• The task: Give back all the data exactly, line by line.
+++ Extracted records
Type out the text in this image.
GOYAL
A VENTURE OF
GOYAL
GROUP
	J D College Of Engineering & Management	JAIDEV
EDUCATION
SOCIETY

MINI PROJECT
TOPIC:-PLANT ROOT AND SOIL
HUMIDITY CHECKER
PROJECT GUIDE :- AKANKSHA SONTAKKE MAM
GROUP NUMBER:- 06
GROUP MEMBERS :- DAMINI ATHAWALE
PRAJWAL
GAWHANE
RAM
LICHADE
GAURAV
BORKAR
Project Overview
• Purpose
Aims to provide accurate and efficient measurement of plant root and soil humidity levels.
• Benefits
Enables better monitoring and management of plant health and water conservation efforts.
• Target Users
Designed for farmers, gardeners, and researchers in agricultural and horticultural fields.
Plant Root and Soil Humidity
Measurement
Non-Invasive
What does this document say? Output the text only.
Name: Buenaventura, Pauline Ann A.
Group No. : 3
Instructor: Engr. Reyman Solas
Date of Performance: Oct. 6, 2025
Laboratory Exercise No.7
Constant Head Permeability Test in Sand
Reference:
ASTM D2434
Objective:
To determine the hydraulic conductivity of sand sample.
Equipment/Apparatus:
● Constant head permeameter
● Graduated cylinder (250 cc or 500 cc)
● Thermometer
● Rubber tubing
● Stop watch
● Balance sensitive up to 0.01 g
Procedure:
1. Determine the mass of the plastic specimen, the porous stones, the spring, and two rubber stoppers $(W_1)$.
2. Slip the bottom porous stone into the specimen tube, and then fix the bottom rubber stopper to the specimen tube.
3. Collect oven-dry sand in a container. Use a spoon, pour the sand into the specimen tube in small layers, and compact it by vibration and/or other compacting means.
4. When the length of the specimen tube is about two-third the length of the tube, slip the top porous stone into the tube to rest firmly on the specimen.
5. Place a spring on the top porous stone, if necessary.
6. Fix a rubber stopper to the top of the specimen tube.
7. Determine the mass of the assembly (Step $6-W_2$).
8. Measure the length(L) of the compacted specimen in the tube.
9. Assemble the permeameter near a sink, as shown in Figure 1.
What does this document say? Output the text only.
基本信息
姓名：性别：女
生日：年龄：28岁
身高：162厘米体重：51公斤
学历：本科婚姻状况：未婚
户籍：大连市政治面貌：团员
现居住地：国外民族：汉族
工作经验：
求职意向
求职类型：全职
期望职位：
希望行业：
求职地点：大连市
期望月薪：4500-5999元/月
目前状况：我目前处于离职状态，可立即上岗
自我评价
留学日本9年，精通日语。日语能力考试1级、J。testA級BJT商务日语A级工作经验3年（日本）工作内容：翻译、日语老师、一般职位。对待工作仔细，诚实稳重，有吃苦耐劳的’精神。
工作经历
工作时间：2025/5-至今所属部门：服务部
++++++
• Output of the exercise:
Type out the text in this image.
GOYAL
A VENTURE OF
GOYAL
GROUP
	J D College Of Engineering & Management	JAIDEV
EDUCATION
SOCIETY

MINI PROJECT
TOPIC:-PLANT ROOT AND SOIL
HUMIDITY CHECKER
PROJECT GUIDE :- AKANKSHA SONTAKKE MAM
GROUP NUMBER:- 06
GROUP MEMBERS :- DAMINI ATHAWALE
PRAJWAL
GAWHANE
RAM
LICHADE
GAURAV
BORKAR
Project Overview
• Purpose
Aims to provide accurate and efficient measurement of plant root and soil humidity levels.
• Benefits
Enables better monitoring and management of plant health and water conservation efforts.
• Target Users
Designed for farmers, gardeners, and researchers in agricultural and horticultural fields.
Plant Root and Soil Humidity
Measurement
Non-Invasive
What does this document say? Output the text only.
Name: Buenaventura, Pauline Ann A.
Group No. : 3
Instructor: Engr. Reyman Solas
Date of Performance: Oct. 6, 2025
Laboratory Exercise No.7
Constant Head Permeability Test in Sand
Reference:
ASTM D2434
Objective:
To determine the hydraulic conductivity of sand sample.
Equipment/Apparatus:
● Constant head permeameter
● Graduated cylinder (250 cc or 500 cc)
● Thermometer
● Rubber tubing
● Stop watch
● Balance sensitive up to 0.01 g
Procedure:
1. Determine the mass of the plastic specimen, the porous stones, the spring, and two rubber stoppers $(W_1)$.
2. Slip the bottom porous stone into the specimen tube, and then fix the bottom rubber stopper to the specimen tube.
3. Collect oven-dry sand in a container. Use a spoon, pour the sand into the specimen tube in small layers, and compact it by vibration and/or other compacting means.
4. When the length of the specimen tube is about two-third the length of the tube, slip the top porous stone into the tube to rest firmly on the specimen.
5. Place a spring on the top porous stone, if necessary.
6. Fix a rubber stopper to the top of the specimen tube.
7. Determine the mass of the assembly (Step $6-W_2$).
8. Measure the length(L) of the compacted specimen in the tube.
9. Assemble the permeameter near a sink, as shown in Figure 1.
What does this document say? Output the text only.
基本信息
姓名：性别：女
生日：年龄：28岁
身高：162厘米体重：51公斤
学历：本科婚姻状况：未婚
户籍：大连市政治面貌：团员
现居住地：国外民族：汉族
工作经验：
求职意向
求职类型：全职
期望职位：
希望行业：
求职地点：大连市
期望月薪：4500-5999元/月
目前状况：我目前处于离职状态，可立即上岗
自我评价
留学日本9年，精通日语。日语能力考试1级、J。testA級BJT商务日语A级工作经验3年（日本）工作内容：翻译、日语老师、一般职位。对待工作仔细，诚实稳重，有吃苦耐劳的’精神。
工作经历
工作时间：2025/5-至今所属部门：服务部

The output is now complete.